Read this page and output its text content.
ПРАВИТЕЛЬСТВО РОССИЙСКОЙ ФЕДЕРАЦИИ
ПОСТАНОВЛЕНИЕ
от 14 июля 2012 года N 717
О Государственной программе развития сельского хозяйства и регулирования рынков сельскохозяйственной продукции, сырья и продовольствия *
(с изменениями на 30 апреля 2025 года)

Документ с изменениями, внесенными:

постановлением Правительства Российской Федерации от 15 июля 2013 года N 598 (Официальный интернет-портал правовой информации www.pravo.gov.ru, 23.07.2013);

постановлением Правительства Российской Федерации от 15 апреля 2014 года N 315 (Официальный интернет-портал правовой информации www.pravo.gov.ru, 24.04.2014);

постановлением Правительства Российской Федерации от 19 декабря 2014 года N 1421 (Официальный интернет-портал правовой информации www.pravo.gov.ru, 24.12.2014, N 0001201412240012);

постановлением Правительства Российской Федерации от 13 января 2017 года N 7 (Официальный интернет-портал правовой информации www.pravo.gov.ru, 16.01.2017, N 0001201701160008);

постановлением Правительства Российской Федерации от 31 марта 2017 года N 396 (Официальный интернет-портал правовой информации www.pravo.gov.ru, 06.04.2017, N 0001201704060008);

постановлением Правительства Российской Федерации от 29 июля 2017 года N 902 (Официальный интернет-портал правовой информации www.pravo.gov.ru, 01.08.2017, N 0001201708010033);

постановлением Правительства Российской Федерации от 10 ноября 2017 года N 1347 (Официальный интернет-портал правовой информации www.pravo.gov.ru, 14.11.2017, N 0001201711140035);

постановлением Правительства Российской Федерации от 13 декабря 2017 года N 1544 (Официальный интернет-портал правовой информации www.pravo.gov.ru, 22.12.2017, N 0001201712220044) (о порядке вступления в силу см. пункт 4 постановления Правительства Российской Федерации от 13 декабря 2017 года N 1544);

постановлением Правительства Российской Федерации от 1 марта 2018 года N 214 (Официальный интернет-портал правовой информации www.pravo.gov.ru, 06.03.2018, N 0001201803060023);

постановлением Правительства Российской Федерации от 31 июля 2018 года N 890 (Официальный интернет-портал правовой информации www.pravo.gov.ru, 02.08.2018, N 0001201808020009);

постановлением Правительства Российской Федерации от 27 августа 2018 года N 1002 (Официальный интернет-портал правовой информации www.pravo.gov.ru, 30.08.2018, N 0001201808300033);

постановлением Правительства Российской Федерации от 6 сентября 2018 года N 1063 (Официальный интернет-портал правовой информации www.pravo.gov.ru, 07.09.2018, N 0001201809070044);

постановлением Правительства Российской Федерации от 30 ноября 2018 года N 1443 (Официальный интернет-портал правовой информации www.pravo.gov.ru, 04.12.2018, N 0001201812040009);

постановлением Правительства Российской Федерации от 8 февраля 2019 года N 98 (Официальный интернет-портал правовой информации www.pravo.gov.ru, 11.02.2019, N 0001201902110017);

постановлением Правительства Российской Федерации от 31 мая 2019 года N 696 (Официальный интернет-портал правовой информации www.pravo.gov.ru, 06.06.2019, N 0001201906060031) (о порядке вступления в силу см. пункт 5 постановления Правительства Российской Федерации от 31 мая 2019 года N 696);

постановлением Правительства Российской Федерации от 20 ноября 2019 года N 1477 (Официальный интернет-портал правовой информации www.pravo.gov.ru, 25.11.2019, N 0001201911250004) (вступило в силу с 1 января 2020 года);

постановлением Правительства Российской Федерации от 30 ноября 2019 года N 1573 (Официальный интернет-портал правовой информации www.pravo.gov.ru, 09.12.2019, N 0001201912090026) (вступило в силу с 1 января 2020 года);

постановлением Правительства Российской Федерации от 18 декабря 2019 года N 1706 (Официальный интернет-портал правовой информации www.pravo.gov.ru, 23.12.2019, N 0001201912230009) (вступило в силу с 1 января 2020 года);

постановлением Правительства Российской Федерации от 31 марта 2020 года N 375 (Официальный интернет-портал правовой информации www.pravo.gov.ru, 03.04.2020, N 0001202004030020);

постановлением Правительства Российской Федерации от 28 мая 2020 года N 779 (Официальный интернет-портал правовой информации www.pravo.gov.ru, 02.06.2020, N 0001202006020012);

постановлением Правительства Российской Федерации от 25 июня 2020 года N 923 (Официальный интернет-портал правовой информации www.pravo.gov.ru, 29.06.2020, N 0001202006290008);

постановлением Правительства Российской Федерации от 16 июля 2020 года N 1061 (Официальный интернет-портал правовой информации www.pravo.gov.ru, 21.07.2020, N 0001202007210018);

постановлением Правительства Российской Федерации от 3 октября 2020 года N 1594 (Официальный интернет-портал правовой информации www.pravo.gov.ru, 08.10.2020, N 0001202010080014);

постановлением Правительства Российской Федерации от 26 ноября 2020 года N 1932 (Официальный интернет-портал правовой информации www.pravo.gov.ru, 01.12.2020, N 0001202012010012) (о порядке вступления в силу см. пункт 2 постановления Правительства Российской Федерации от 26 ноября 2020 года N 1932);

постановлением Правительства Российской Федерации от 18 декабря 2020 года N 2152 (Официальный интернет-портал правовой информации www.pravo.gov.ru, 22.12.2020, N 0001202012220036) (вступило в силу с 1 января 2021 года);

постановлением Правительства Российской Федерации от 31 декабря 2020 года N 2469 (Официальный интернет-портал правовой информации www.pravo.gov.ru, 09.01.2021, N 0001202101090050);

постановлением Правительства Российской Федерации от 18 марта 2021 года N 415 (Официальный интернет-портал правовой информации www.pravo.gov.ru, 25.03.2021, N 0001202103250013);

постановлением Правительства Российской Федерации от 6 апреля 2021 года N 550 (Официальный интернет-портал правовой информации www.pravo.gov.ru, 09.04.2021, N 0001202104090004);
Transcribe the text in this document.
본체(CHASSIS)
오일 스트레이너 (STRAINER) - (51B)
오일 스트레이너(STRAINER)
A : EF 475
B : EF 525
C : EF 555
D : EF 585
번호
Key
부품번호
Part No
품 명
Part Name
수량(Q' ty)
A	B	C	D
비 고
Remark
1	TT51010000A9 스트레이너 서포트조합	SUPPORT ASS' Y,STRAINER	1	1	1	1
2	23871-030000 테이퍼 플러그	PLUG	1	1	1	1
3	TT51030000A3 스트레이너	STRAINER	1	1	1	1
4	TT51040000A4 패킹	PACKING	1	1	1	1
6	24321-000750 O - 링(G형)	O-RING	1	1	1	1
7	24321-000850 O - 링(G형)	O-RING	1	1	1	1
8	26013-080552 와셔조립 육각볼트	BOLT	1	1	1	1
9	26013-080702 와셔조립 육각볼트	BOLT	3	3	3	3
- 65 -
==
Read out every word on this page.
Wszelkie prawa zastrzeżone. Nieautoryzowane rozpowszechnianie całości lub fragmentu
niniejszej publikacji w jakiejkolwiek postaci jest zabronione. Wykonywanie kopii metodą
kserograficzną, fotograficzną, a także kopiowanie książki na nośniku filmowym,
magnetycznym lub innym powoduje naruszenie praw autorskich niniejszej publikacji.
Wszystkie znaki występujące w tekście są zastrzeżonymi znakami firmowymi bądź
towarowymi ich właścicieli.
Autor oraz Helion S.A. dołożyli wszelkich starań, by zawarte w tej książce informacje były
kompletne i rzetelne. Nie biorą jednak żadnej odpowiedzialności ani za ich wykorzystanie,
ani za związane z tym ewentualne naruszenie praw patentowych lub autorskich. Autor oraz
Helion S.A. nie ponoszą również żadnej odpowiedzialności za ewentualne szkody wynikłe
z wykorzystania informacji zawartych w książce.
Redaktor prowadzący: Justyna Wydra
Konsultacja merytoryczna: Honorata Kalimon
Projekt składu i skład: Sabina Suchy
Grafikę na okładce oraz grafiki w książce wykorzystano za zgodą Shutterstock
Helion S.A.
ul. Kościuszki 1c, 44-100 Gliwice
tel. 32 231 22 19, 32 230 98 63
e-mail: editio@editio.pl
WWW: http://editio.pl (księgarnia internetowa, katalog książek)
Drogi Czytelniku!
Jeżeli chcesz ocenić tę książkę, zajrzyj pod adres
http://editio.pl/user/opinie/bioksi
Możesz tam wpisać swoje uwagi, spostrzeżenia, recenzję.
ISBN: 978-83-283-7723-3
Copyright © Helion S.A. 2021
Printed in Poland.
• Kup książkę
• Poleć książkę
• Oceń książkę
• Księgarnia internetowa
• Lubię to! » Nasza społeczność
==
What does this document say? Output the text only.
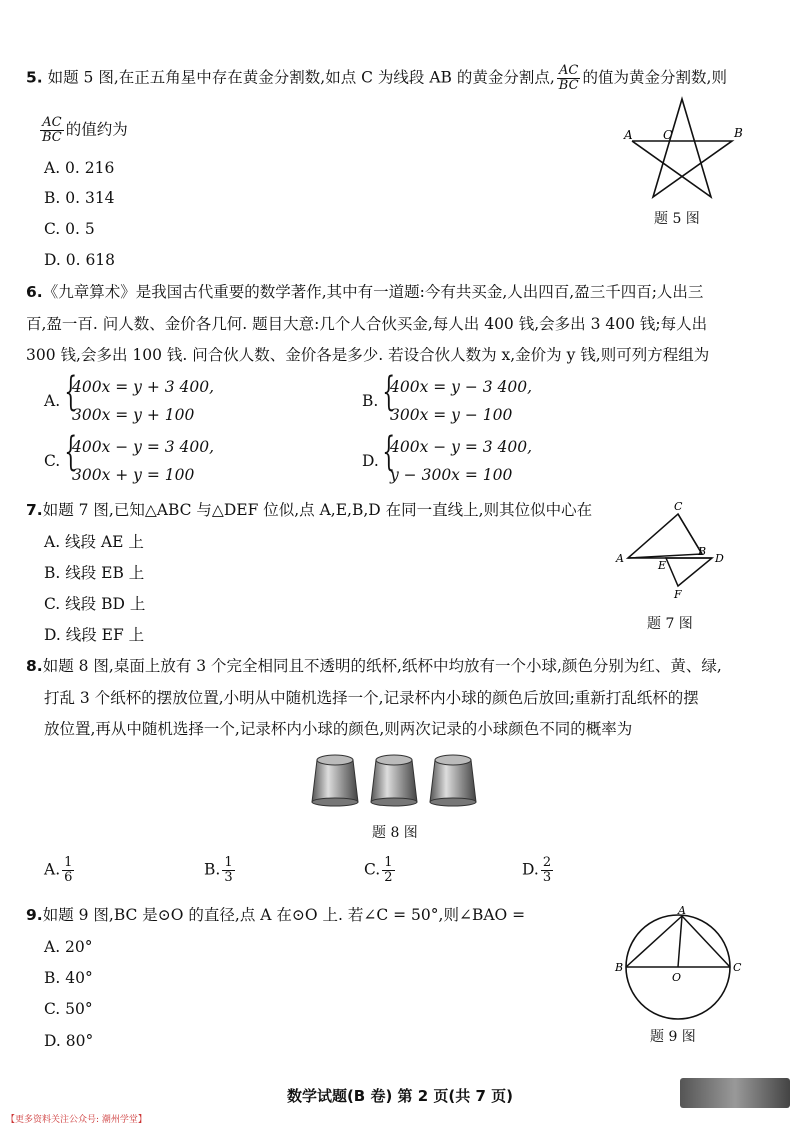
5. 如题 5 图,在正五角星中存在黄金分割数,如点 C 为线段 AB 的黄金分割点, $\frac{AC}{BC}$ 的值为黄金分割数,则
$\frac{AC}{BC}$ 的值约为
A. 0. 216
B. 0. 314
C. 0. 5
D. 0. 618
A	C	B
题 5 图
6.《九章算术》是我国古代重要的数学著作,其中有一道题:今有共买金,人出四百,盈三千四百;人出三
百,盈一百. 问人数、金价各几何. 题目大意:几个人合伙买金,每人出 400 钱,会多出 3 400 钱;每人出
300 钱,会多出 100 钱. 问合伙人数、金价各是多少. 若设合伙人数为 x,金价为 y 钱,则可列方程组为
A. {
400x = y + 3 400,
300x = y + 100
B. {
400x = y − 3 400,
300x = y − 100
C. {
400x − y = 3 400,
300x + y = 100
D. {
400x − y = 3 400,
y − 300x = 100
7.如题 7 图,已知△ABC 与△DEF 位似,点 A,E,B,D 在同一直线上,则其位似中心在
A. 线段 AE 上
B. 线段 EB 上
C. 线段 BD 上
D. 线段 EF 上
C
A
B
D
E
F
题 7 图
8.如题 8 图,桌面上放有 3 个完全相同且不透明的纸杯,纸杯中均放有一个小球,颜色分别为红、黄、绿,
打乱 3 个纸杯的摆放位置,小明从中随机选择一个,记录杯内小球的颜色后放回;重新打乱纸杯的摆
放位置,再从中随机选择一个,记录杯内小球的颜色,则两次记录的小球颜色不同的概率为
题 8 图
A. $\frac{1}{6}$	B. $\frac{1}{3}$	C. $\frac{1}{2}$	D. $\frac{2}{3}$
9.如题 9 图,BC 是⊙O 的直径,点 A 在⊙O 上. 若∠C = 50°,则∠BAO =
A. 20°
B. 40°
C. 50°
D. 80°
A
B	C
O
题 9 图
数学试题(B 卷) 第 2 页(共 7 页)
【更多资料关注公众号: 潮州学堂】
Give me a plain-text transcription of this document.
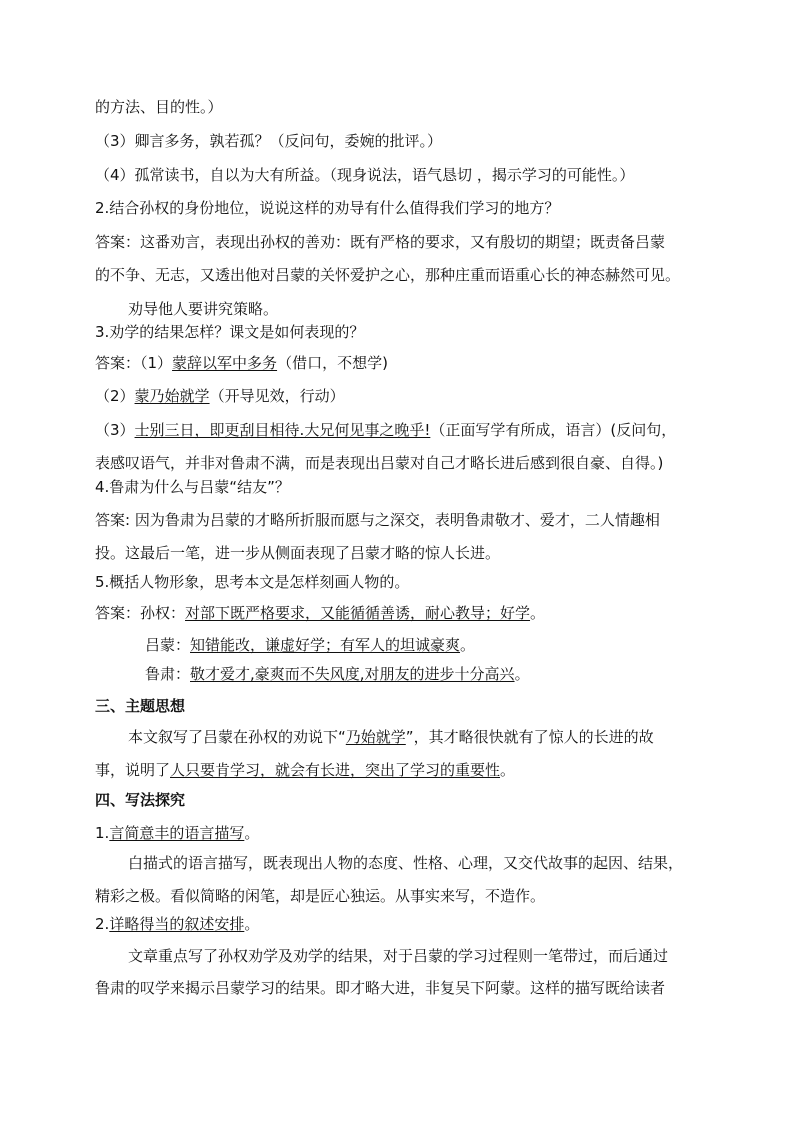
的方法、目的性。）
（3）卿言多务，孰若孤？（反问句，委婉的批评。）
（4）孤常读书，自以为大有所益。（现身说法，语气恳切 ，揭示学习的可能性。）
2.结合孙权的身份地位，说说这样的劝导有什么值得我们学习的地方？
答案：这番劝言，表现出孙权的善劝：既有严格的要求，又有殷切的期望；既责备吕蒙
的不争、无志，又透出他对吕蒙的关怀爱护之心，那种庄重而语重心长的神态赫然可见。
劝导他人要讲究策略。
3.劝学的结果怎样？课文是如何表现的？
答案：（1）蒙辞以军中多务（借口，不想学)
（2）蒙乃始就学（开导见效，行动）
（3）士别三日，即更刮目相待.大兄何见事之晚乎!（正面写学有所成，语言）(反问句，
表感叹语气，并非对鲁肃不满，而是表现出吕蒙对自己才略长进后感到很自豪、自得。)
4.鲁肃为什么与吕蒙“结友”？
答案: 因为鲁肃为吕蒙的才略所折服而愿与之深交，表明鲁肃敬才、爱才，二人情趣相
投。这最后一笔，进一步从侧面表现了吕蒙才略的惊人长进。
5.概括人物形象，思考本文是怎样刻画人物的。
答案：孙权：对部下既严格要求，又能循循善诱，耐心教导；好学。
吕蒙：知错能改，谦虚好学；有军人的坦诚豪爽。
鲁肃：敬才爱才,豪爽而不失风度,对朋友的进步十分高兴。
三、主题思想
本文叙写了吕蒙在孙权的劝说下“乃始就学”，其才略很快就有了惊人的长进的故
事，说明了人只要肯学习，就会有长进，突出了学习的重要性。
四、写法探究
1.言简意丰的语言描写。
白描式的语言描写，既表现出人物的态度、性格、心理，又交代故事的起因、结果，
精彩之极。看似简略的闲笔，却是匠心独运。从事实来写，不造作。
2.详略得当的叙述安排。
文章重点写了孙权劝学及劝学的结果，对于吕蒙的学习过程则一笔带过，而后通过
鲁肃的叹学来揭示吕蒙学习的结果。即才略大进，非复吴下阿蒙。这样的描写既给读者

Written task: Read through the lines above and collect those that contain the string "this".

Written response:
Read this page and output its text content.
Transcribe the text in this document.
Read out every word on this page.
What does this document say? Output the text only.
Give me a plain-text transcription of this document.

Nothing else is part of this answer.